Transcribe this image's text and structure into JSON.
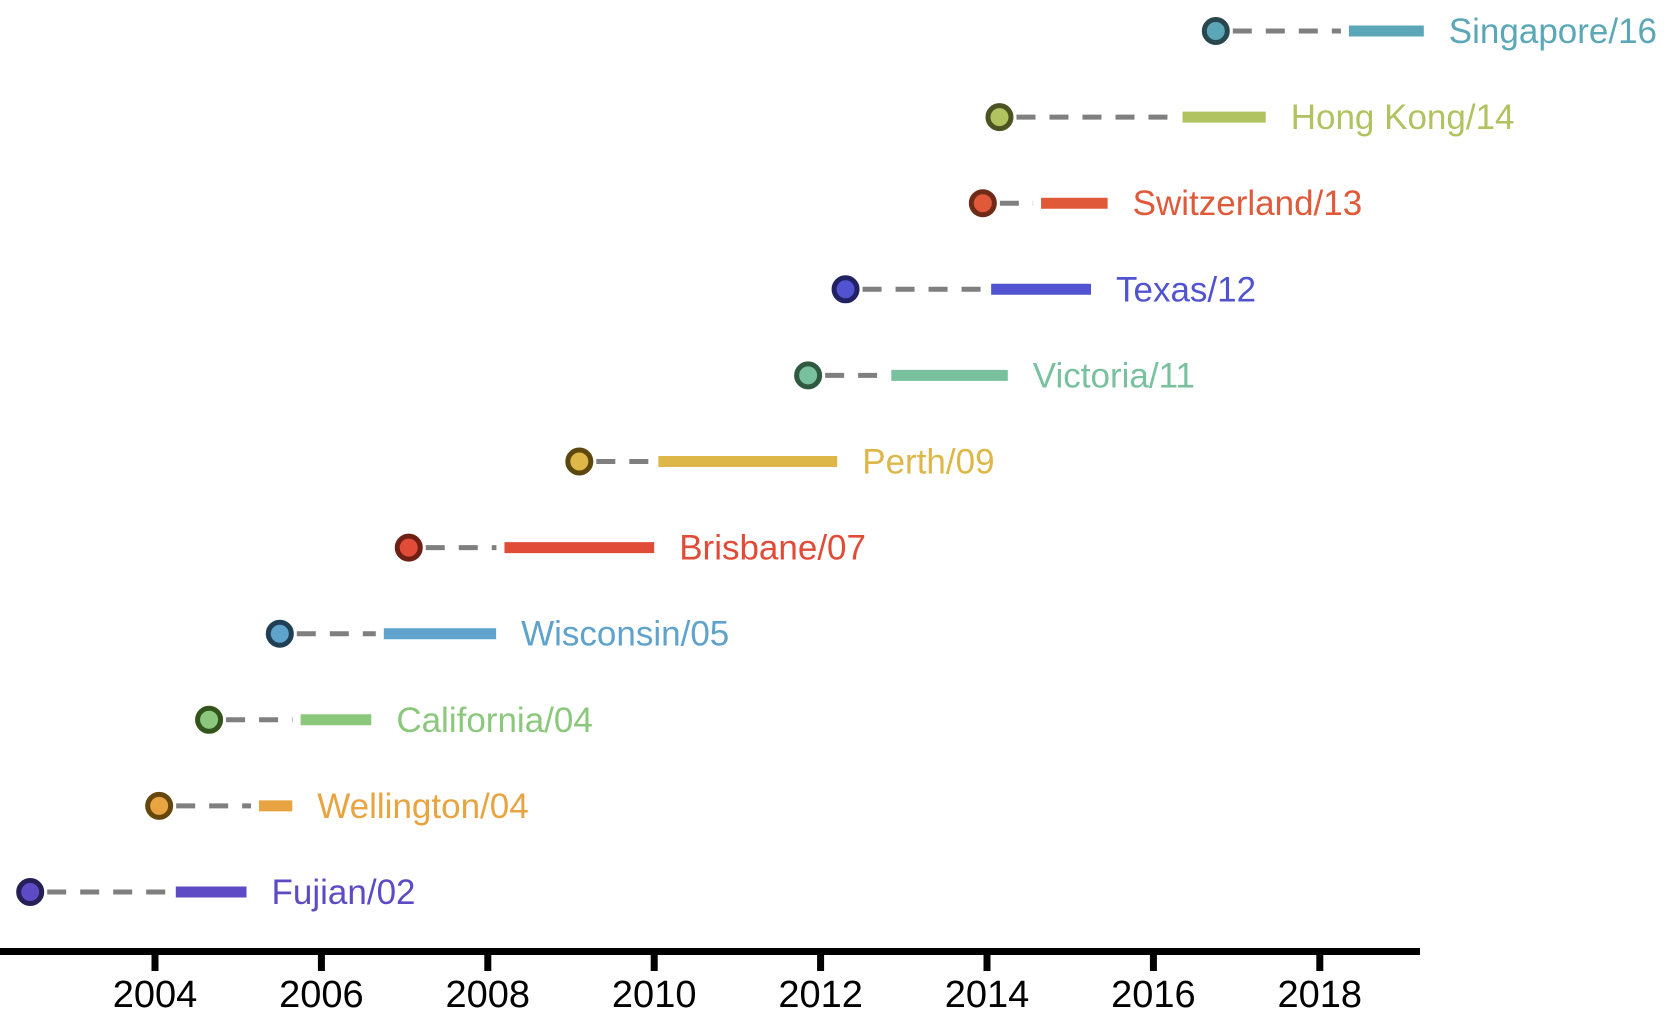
{
  "chart_data": {
    "type": "timeline",
    "title": "",
    "xlabel": "",
    "ylabel": "",
    "description": "Influenza strain timeline: dot marks strain emergence, dashed connector leads to solid bar marking period of use",
    "x_ticks": [
      2004,
      2006,
      2008,
      2010,
      2012,
      2014,
      2016,
      2018
    ],
    "x_range": [
      2002.1,
      2019.2
    ],
    "grid": false,
    "legend": "none",
    "axis_color": "#000000",
    "connector_color": "#7f7f7f",
    "series": [
      {
        "label": "Singapore/16",
        "dot_year": 2016.75,
        "bar_start": 2018.35,
        "bar_end": 2019.25,
        "color": "#5ba7b7",
        "edge_color": "#2a4750"
      },
      {
        "label": "Hong Kong/14",
        "dot_year": 2014.15,
        "bar_start": 2016.35,
        "bar_end": 2017.35,
        "color": "#b1c260",
        "edge_color": "#4c5222"
      },
      {
        "label": "Switzerland/13",
        "dot_year": 2013.95,
        "bar_start": 2014.65,
        "bar_end": 2015.45,
        "color": "#e05a3a",
        "edge_color": "#702a18"
      },
      {
        "label": "Texas/12",
        "dot_year": 2012.3,
        "bar_start": 2014.05,
        "bar_end": 2015.25,
        "color": "#5253d0",
        "edge_color": "#212164"
      },
      {
        "label": "Victoria/11",
        "dot_year": 2011.85,
        "bar_start": 2012.85,
        "bar_end": 2014.25,
        "color": "#79c19e",
        "edge_color": "#2f5a40"
      },
      {
        "label": "Perth/09",
        "dot_year": 2009.1,
        "bar_start": 2010.05,
        "bar_end": 2012.2,
        "color": "#ddb748",
        "edge_color": "#5c480f"
      },
      {
        "label": "Brisbane/07",
        "dot_year": 2007.05,
        "bar_start": 2008.2,
        "bar_end": 2010.0,
        "color": "#e14c39",
        "edge_color": "#6d2013"
      },
      {
        "label": "Wisconsin/05",
        "dot_year": 2005.5,
        "bar_start": 2006.75,
        "bar_end": 2008.1,
        "color": "#5fa2cb",
        "edge_color": "#203f55"
      },
      {
        "label": "California/04",
        "dot_year": 2004.65,
        "bar_start": 2005.75,
        "bar_end": 2006.6,
        "color": "#8bc87c",
        "edge_color": "#33541c"
      },
      {
        "label": "Wellington/04",
        "dot_year": 2004.05,
        "bar_start": 2005.25,
        "bar_end": 2005.65,
        "color": "#e8a440",
        "edge_color": "#65470e"
      },
      {
        "label": "Fujian/02",
        "dot_year": 2002.5,
        "bar_start": 2004.25,
        "bar_end": 2005.1,
        "color": "#5d4bc5",
        "edge_color": "#262058"
      }
    ]
  }
}
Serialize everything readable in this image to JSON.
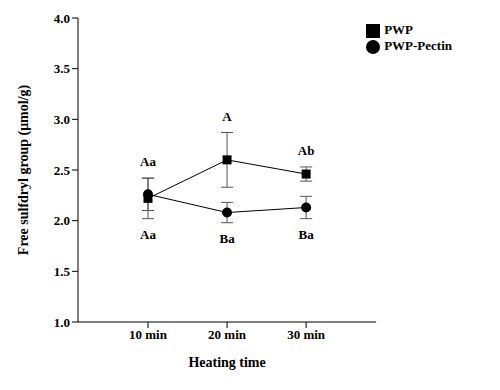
{
  "chart_data": {
    "type": "line",
    "x_label": "Heating time",
    "y_label": "Free sulfdryl group (μmol/g)",
    "categories": [
      "10 min",
      "20 min",
      "30 min"
    ],
    "series": [
      {
        "name": "PWP",
        "color": "#000000",
        "marker": "square",
        "values": [
          2.22,
          2.6,
          2.46
        ],
        "errors": [
          0.2,
          0.27,
          0.07
        ],
        "annotations": [
          "Aa",
          "A",
          "Ab"
        ]
      },
      {
        "name": "PWP-Pectin",
        "color": "#000000",
        "marker": "circle",
        "values": [
          2.26,
          2.08,
          2.13
        ],
        "errors": [
          0.16,
          0.1,
          0.11
        ],
        "annotations": [
          "Aa",
          "Ba",
          "Ba"
        ]
      }
    ],
    "ylim": [
      1.0,
      4.0
    ],
    "yticks": [
      {
        "value": 1.0,
        "label": "1.0"
      },
      {
        "value": 1.5,
        "label": "1.5"
      },
      {
        "value": 2.0,
        "label": "2.0"
      },
      {
        "value": 2.5,
        "label": "2.5"
      },
      {
        "value": 3.0,
        "label": "3.0"
      },
      {
        "value": 3.5,
        "label": "3.5"
      },
      {
        "value": 4.0,
        "label": "4.0"
      }
    ],
    "legend": "upper right",
    "grid": false
  }
}
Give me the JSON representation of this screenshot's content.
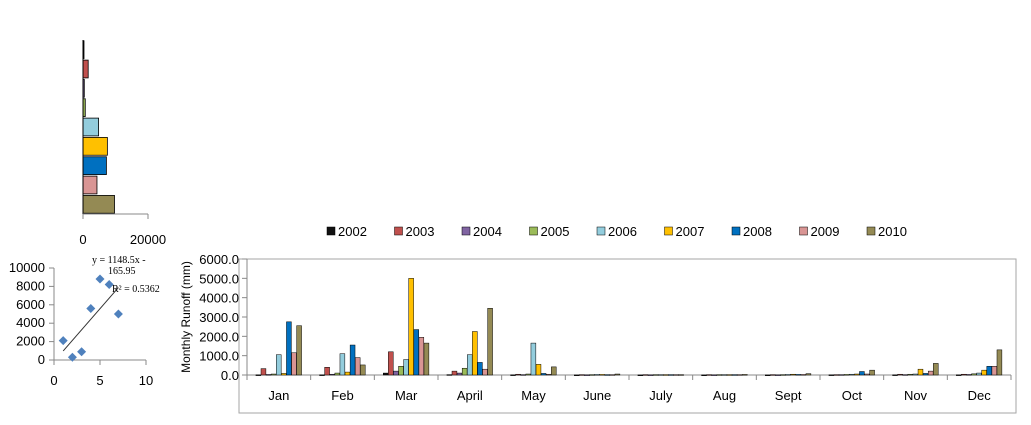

◆ ◆ ◆ ◆ ◆ ◆ ◆

EXERCISE. Quote every record above exactly, leaving out the pictures.

ANSWER IN FULL.
Transcribe this image's text and structure into JSON.
{
  "chart_data": {
    "type": "timeline",
    "title": "",
    "xlabel": "",
    "ylabel": "",
    "description": "Influenza strain timeline: dot marks strain emergence, dashed connector leads to solid bar marking period of use",
    "x_ticks": [
      2004,
      2006,
      2008,
      2010,
      2012,
      2014,
      2016,
      2018
    ],
    "x_range": [
      2002.1,
      2019.2
    ],
    "grid": false,
    "legend": "none",
    "axis_color": "#000000",
    "connector_color": "#7f7f7f",
    "series": [
      {
        "label": "Singapore/16",
        "dot_year": 2016.75,
        "bar_start": 2018.35,
        "bar_end": 2019.25,
        "color": "#5ba7b7",
        "edge_color": "#2a4750"
      },
      {
        "label": "Hong Kong/14",
        "dot_year": 2014.15,
        "bar_start": 2016.35,
        "bar_end": 2017.35,
        "color": "#b1c260",
        "edge_color": "#4c5222"
      },
      {
        "label": "Switzerland/13",
        "dot_year": 2013.95,
        "bar_start": 2014.65,
        "bar_end": 2015.45,
        "color": "#e05a3a",
        "edge_color": "#702a18"
      },
      {
        "label": "Texas/12",
        "dot_year": 2012.3,
        "bar_start": 2014.05,
        "bar_end": 2015.25,
        "color": "#5253d0",
        "edge_color": "#212164"
      },
      {
        "label": "Victoria/11",
        "dot_year": 2011.85,
        "bar_start": 2012.85,
        "bar_end": 2014.25,
        "color": "#79c19e",
        "edge_color": "#2f5a40"
      },
      {
        "label": "Perth/09",
        "dot_year": 2009.1,
        "bar_start": 2010.05,
        "bar_end": 2012.2,
        "color": "#ddb748",
        "edge_color": "#5c480f"
      },
      {
        "label": "Brisbane/07",
        "dot_year": 2007.05,
        "bar_start": 2008.2,
        "bar_end": 2010.0,
        "color": "#e14c39",
        "edge_color": "#6d2013"
      },
      {
        "label": "Wisconsin/05",
        "dot_year": 2005.5,
        "bar_start": 2006.75,
        "bar_end": 2008.1,
        "color": "#5fa2cb",
        "edge_color": "#203f55"
      },
      {
        "label": "California/04",
        "dot_year": 2004.65,
        "bar_start": 2005.75,
        "bar_end": 2006.6,
        "color": "#8bc87c",
        "edge_color": "#33541c"
      },
      {
        "label": "Wellington/04",
        "dot_year": 2004.05,
        "bar_start": 2005.25,
        "bar_end": 2005.65,
        "color": "#e8a440",
        "edge_color": "#65470e"
      },
      {
        "label": "Fujian/02",
        "dot_year": 2002.5,
        "bar_start": 2004.25,
        "bar_end": 2005.1,
        "color": "#5d4bc5",
        "edge_color": "#262058"
      }
    ]
  }
}
Serialize everything readable in this image to JSON.
{
  "chart_data": {
    "type": "line",
    "x_label": "Heating time",
    "y_label": "Free sulfdryl group (μmol/g)",
    "categories": [
      "10 min",
      "20 min",
      "30 min"
    ],
    "series": [
      {
        "name": "PWP",
        "color": "#000000",
        "marker": "square",
        "values": [
          2.22,
          2.6,
          2.46
        ],
        "errors": [
          0.2,
          0.27,
          0.07
        ],
        "annotations": [
          "Aa",
          "A",
          "Ab"
        ]
      },
      {
        "name": "PWP-Pectin",
        "color": "#000000",
        "marker": "circle",
        "values": [
          2.26,
          2.08,
          2.13
        ],
        "errors": [
          0.16,
          0.1,
          0.11
        ],
        "annotations": [
          "Aa",
          "Ba",
          "Ba"
        ]
      }
    ],
    "ylim": [
      1.0,
      4.0
    ],
    "yticks": [
      {
        "value": 1.0,
        "label": "1.0"
      },
      {
        "value": 1.5,
        "label": "1.5"
      },
      {
        "value": 2.0,
        "label": "2.0"
      },
      {
        "value": 2.5,
        "label": "2.5"
      },
      {
        "value": 3.0,
        "label": "3.0"
      },
      {
        "value": 3.5,
        "label": "3.5"
      },
      {
        "value": 4.0,
        "label": "4.0"
      }
    ],
    "legend": "upper right",
    "grid": false
  }
}
Give me the JSON representation of this screenshot's content.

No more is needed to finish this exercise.